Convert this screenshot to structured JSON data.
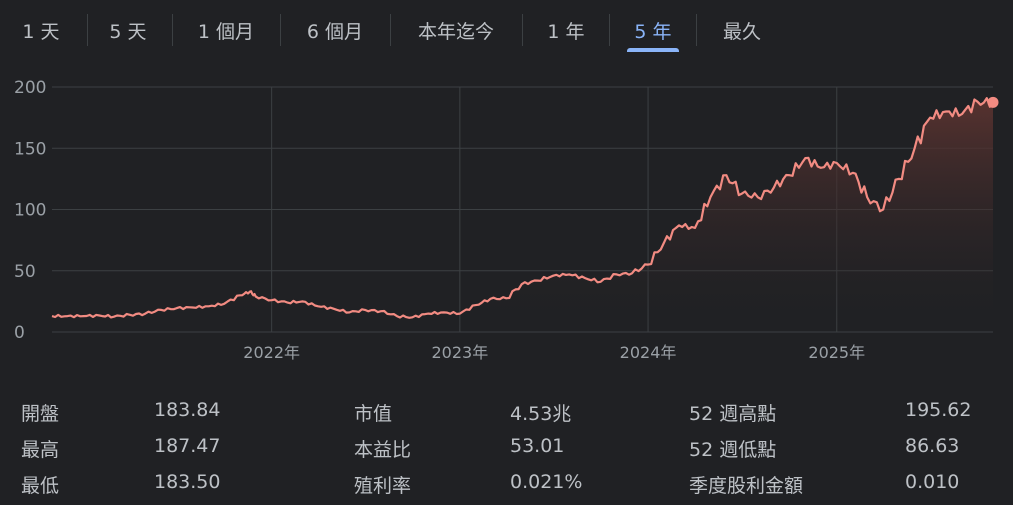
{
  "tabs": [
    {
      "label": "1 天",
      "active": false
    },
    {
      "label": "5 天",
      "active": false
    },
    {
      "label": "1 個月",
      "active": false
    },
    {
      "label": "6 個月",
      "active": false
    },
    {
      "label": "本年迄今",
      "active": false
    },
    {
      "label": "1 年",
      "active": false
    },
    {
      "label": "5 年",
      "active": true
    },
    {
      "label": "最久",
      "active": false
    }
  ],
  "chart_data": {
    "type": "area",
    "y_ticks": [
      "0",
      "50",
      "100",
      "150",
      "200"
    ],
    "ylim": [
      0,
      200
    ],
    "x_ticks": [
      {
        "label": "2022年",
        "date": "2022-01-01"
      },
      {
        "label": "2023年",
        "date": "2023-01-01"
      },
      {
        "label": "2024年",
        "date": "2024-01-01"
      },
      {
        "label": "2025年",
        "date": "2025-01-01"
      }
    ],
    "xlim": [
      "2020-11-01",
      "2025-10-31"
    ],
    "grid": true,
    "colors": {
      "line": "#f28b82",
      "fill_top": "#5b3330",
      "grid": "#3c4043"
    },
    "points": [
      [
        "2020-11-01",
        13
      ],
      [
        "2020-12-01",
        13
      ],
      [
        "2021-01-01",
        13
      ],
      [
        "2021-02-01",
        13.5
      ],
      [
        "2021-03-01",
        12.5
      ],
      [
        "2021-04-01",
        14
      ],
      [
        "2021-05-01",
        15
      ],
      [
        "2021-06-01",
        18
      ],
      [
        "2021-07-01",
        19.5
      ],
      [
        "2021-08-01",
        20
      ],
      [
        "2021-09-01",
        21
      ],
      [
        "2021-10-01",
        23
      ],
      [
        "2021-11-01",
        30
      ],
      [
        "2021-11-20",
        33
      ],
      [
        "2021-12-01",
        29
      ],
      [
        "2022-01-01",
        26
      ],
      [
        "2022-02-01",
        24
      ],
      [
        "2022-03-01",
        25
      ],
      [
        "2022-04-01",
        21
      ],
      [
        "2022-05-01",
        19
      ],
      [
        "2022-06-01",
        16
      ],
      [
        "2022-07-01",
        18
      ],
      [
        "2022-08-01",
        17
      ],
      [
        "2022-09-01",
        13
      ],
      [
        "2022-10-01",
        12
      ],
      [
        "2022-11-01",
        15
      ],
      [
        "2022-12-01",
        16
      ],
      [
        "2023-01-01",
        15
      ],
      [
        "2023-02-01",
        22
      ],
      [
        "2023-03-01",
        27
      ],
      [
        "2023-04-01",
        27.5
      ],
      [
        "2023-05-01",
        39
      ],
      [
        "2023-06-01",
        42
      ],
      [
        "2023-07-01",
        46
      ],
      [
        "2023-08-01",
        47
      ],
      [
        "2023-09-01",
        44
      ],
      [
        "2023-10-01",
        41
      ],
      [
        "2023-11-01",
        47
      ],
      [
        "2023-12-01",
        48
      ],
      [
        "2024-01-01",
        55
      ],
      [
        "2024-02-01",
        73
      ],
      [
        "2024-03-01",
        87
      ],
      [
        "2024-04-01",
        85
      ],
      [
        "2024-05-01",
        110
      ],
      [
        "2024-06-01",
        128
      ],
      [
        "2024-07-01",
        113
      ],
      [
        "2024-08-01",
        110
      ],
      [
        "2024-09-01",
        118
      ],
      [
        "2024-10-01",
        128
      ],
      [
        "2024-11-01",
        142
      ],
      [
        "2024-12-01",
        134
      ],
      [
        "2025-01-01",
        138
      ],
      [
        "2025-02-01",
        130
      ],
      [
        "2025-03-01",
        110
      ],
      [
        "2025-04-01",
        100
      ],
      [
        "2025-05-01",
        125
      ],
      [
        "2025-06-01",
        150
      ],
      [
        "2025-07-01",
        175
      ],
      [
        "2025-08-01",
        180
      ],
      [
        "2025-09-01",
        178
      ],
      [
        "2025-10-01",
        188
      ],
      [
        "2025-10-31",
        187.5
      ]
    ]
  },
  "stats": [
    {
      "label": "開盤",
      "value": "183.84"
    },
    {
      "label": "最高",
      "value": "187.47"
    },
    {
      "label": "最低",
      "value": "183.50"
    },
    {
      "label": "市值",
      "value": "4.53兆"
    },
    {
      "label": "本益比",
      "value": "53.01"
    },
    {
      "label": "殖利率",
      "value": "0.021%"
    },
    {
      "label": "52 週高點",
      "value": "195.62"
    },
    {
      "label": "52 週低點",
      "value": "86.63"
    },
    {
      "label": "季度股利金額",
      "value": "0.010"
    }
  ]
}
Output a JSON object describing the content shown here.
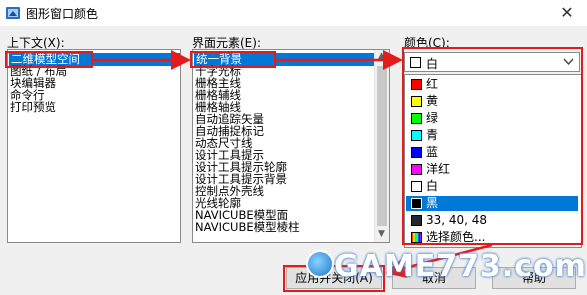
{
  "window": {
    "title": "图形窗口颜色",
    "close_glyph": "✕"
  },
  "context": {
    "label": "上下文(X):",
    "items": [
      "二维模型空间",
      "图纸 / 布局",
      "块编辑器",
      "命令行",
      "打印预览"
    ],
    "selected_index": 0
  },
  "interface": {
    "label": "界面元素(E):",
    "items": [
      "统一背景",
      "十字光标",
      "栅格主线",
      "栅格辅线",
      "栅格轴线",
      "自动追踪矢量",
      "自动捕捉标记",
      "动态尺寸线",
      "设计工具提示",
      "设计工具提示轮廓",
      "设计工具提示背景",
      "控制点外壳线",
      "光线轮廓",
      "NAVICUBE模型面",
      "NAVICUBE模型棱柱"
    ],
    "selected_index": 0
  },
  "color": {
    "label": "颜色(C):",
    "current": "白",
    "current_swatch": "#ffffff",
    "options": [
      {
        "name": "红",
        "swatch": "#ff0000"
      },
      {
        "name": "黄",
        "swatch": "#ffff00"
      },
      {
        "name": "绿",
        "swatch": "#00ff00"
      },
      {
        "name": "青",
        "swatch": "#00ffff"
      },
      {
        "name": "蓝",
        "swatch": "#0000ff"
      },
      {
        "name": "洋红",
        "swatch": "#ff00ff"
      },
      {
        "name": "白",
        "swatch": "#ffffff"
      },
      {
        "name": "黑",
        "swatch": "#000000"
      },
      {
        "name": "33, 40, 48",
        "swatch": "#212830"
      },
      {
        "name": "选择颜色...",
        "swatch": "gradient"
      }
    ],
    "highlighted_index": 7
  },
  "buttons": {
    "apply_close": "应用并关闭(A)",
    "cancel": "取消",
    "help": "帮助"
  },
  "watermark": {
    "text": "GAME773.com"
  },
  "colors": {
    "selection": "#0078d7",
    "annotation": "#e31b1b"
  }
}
+-------+
[Task to carry out]
Using the data above, print every line exactly, omitting pictures.

[Reply]
Convert this screenshot to structured JSON data.
{
  "tabs": [
    {
      "label": "1 天",
      "active": false
    },
    {
      "label": "5 天",
      "active": false
    },
    {
      "label": "1 個月",
      "active": false
    },
    {
      "label": "6 個月",
      "active": false
    },
    {
      "label": "本年迄今",
      "active": false
    },
    {
      "label": "1 年",
      "active": false
    },
    {
      "label": "5 年",
      "active": true
    },
    {
      "label": "最久",
      "active": false
    }
  ],
  "chart_data": {
    "type": "area",
    "y_ticks": [
      "0",
      "50",
      "100",
      "150",
      "200"
    ],
    "ylim": [
      0,
      200
    ],
    "x_ticks": [
      {
        "label": "2022年",
        "date": "2022-01-01"
      },
      {
        "label": "2023年",
        "date": "2023-01-01"
      },
      {
        "label": "2024年",
        "date": "2024-01-01"
      },
      {
        "label": "2025年",
        "date": "2025-01-01"
      }
    ],
    "xlim": [
      "2020-11-01",
      "2025-10-31"
    ],
    "grid": true,
    "colors": {
      "line": "#f28b82",
      "fill_top": "#5b3330",
      "grid": "#3c4043"
    },
    "points": [
      [
        "2020-11-01",
        13
      ],
      [
        "2020-12-01",
        13
      ],
      [
        "2021-01-01",
        13
      ],
      [
        "2021-02-01",
        13.5
      ],
      [
        "2021-03-01",
        12.5
      ],
      [
        "2021-04-01",
        14
      ],
      [
        "2021-05-01",
        15
      ],
      [
        "2021-06-01",
        18
      ],
      [
        "2021-07-01",
        19.5
      ],
      [
        "2021-08-01",
        20
      ],
      [
        "2021-09-01",
        21
      ],
      [
        "2021-10-01",
        23
      ],
      [
        "2021-11-01",
        30
      ],
      [
        "2021-11-20",
        33
      ],
      [
        "2021-12-01",
        29
      ],
      [
        "2022-01-01",
        26
      ],
      [
        "2022-02-01",
        24
      ],
      [
        "2022-03-01",
        25
      ],
      [
        "2022-04-01",
        21
      ],
      [
        "2022-05-01",
        19
      ],
      [
        "2022-06-01",
        16
      ],
      [
        "2022-07-01",
        18
      ],
      [
        "2022-08-01",
        17
      ],
      [
        "2022-09-01",
        13
      ],
      [
        "2022-10-01",
        12
      ],
      [
        "2022-11-01",
        15
      ],
      [
        "2022-12-01",
        16
      ],
      [
        "2023-01-01",
        15
      ],
      [
        "2023-02-01",
        22
      ],
      [
        "2023-03-01",
        27
      ],
      [
        "2023-04-01",
        27.5
      ],
      [
        "2023-05-01",
        39
      ],
      [
        "2023-06-01",
        42
      ],
      [
        "2023-07-01",
        46
      ],
      [
        "2023-08-01",
        47
      ],
      [
        "2023-09-01",
        44
      ],
      [
        "2023-10-01",
        41
      ],
      [
        "2023-11-01",
        47
      ],
      [
        "2023-12-01",
        48
      ],
      [
        "2024-01-01",
        55
      ],
      [
        "2024-02-01",
        73
      ],
      [
        "2024-03-01",
        87
      ],
      [
        "2024-04-01",
        85
      ],
      [
        "2024-05-01",
        110
      ],
      [
        "2024-06-01",
        128
      ],
      [
        "2024-07-01",
        113
      ],
      [
        "2024-08-01",
        110
      ],
      [
        "2024-09-01",
        118
      ],
      [
        "2024-10-01",
        128
      ],
      [
        "2024-11-01",
        142
      ],
      [
        "2024-12-01",
        134
      ],
      [
        "2025-01-01",
        138
      ],
      [
        "2025-02-01",
        130
      ],
      [
        "2025-03-01",
        110
      ],
      [
        "2025-04-01",
        100
      ],
      [
        "2025-05-01",
        125
      ],
      [
        "2025-06-01",
        150
      ],
      [
        "2025-07-01",
        175
      ],
      [
        "2025-08-01",
        180
      ],
      [
        "2025-09-01",
        178
      ],
      [
        "2025-10-01",
        188
      ],
      [
        "2025-10-31",
        187.5
      ]
    ]
  },
  "stats": [
    {
      "label": "開盤",
      "value": "183.84"
    },
    {
      "label": "最高",
      "value": "187.47"
    },
    {
      "label": "最低",
      "value": "183.50"
    },
    {
      "label": "市值",
      "value": "4.53兆"
    },
    {
      "label": "本益比",
      "value": "53.01"
    },
    {
      "label": "殖利率",
      "value": "0.021%"
    },
    {
      "label": "52 週高點",
      "value": "195.62"
    },
    {
      "label": "52 週低點",
      "value": "86.63"
    },
    {
      "label": "季度股利金額",
      "value": "0.010"
    }
  ]
}
Output a JSON object describing the content shown here.
{
  "window": {
    "title": "图形窗口颜色",
    "close_glyph": "✕"
  },
  "context": {
    "label": "上下文(X):",
    "items": [
      "二维模型空间",
      "图纸 / 布局",
      "块编辑器",
      "命令行",
      "打印预览"
    ],
    "selected_index": 0
  },
  "interface": {
    "label": "界面元素(E):",
    "items": [
      "统一背景",
      "十字光标",
      "栅格主线",
      "栅格辅线",
      "栅格轴线",
      "自动追踪矢量",
      "自动捕捉标记",
      "动态尺寸线",
      "设计工具提示",
      "设计工具提示轮廓",
      "设计工具提示背景",
      "控制点外壳线",
      "光线轮廓",
      "NAVICUBE模型面",
      "NAVICUBE模型棱柱"
    ],
    "selected_index": 0
  },
  "color": {
    "label": "颜色(C):",
    "current": "白",
    "current_swatch": "#ffffff",
    "options": [
      {
        "name": "红",
        "swatch": "#ff0000"
      },
      {
        "name": "黄",
        "swatch": "#ffff00"
      },
      {
        "name": "绿",
        "swatch": "#00ff00"
      },
      {
        "name": "青",
        "swatch": "#00ffff"
      },
      {
        "name": "蓝",
        "swatch": "#0000ff"
      },
      {
        "name": "洋红",
        "swatch": "#ff00ff"
      },
      {
        "name": "白",
        "swatch": "#ffffff"
      },
      {
        "name": "黑",
        "swatch": "#000000"
      },
      {
        "name": "33, 40, 48",
        "swatch": "#212830"
      },
      {
        "name": "选择颜色...",
        "swatch": "gradient"
      }
    ],
    "highlighted_index": 7
  },
  "buttons": {
    "apply_close": "应用并关闭(A)",
    "cancel": "取消",
    "help": "帮助"
  },
  "watermark": {
    "text": "GAME773.com"
  },
  "colors": {
    "selection": "#0078d7",
    "annotation": "#e31b1b"
  }
}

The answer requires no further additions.